Stored entries
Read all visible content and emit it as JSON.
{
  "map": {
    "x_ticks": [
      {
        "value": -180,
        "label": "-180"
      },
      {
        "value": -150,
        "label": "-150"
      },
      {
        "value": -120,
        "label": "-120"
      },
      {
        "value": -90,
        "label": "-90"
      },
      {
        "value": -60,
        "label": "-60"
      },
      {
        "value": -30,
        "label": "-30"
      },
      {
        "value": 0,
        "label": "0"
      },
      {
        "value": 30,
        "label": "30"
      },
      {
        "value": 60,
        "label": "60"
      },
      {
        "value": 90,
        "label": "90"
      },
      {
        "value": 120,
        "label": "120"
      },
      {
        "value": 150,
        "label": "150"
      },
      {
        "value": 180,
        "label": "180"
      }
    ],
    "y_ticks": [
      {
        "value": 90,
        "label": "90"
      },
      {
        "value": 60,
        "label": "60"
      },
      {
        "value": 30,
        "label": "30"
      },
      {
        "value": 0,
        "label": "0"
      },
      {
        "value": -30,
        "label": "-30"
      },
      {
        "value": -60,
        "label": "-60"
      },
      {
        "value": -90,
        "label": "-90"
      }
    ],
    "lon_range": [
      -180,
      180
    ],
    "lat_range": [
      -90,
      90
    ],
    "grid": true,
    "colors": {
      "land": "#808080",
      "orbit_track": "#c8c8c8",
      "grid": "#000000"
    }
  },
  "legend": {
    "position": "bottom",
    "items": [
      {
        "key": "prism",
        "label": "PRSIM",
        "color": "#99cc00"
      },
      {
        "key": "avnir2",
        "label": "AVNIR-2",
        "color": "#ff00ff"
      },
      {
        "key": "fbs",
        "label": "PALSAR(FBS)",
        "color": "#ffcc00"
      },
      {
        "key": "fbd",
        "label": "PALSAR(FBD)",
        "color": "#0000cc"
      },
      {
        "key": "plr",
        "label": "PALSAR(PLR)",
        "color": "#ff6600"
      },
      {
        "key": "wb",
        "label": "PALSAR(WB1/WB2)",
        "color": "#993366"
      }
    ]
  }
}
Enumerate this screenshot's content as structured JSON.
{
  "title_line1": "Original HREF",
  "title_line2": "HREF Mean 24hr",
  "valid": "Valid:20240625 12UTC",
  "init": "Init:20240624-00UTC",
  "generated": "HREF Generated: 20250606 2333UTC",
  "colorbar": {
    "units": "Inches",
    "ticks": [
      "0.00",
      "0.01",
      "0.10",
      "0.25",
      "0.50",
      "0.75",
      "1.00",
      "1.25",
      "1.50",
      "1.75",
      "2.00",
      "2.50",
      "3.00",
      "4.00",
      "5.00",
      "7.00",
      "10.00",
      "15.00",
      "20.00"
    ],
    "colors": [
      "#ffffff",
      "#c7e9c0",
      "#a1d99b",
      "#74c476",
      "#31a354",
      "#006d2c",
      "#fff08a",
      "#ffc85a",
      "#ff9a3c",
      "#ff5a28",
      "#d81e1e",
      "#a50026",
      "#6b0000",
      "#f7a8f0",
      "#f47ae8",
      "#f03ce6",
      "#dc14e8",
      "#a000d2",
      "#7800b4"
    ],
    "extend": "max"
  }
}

Short problem:
Copy out each record from above, exactly.

Exercise response:
Read all visible content and emit it as JSON.
{
  "map": {
    "x_ticks": [
      {
        "value": -180,
        "label": "-180"
      },
      {
        "value": -150,
        "label": "-150"
      },
      {
        "value": -120,
        "label": "-120"
      },
      {
        "value": -90,
        "label": "-90"
      },
      {
        "value": -60,
        "label": "-60"
      },
      {
        "value": -30,
        "label": "-30"
      },
      {
        "value": 0,
        "label": "0"
      },
      {
        "value": 30,
        "label": "30"
      },
      {
        "value": 60,
        "label": "60"
      },
      {
        "value": 90,
        "label": "90"
      },
      {
        "value": 120,
        "label": "120"
      },
      {
        "value": 150,
        "label": "150"
      },
      {
        "value": 180,
        "label": "180"
      }
    ],
    "y_ticks": [
      {
        "value": 90,
        "label": "90"
      },
      {
        "value": 60,
        "label": "60"
      },
      {
        "value": 30,
        "label": "30"
      },
      {
        "value": 0,
        "label": "0"
      },
      {
        "value": -30,
        "label": "-30"
      },
      {
        "value": -60,
        "label": "-60"
      },
      {
        "value": -90,
        "label": "-90"
      }
    ],
    "lon_range": [
      -180,
      180
    ],
    "lat_range": [
      -90,
      90
    ],
    "grid": true,
    "colors": {
      "land": "#808080",
      "orbit_track": "#c8c8c8",
      "grid": "#000000"
    }
  },
  "legend": {
    "position": "bottom",
    "items": [
      {
        "key": "prism",
        "label": "PRSIM",
        "color": "#99cc00"
      },
      {
        "key": "avnir2",
        "label": "AVNIR-2",
        "color": "#ff00ff"
      },
      {
        "key": "fbs",
        "label": "PALSAR(FBS)",
        "color": "#ffcc00"
      },
      {
        "key": "fbd",
        "label": "PALSAR(FBD)",
        "color": "#0000cc"
      },
      {
        "key": "plr",
        "label": "PALSAR(PLR)",
        "color": "#ff6600"
      },
      {
        "key": "wb",
        "label": "PALSAR(WB1/WB2)",
        "color": "#993366"
      }
    ]
  }
}
Enumerate this screenshot's content as structured JSON.
{
  "title_line1": "Original HREF",
  "title_line2": "HREF Mean 24hr",
  "valid": "Valid:20240625 12UTC",
  "init": "Init:20240624-00UTC",
  "generated": "HREF Generated: 20250606 2333UTC",
  "colorbar": {
    "units": "Inches",
    "ticks": [
      "0.00",
      "0.01",
      "0.10",
      "0.25",
      "0.50",
      "0.75",
      "1.00",
      "1.25",
      "1.50",
      "1.75",
      "2.00",
      "2.50",
      "3.00",
      "4.00",
      "5.00",
      "7.00",
      "10.00",
      "15.00",
      "20.00"
    ],
    "colors": [
      "#ffffff",
      "#c7e9c0",
      "#a1d99b",
      "#74c476",
      "#31a354",
      "#006d2c",
      "#fff08a",
      "#ffc85a",
      "#ff9a3c",
      "#ff5a28",
      "#d81e1e",
      "#a50026",
      "#6b0000",
      "#f7a8f0",
      "#f47ae8",
      "#f03ce6",
      "#dc14e8",
      "#a000d2",
      "#7800b4"
    ],
    "extend": "max"
  }
}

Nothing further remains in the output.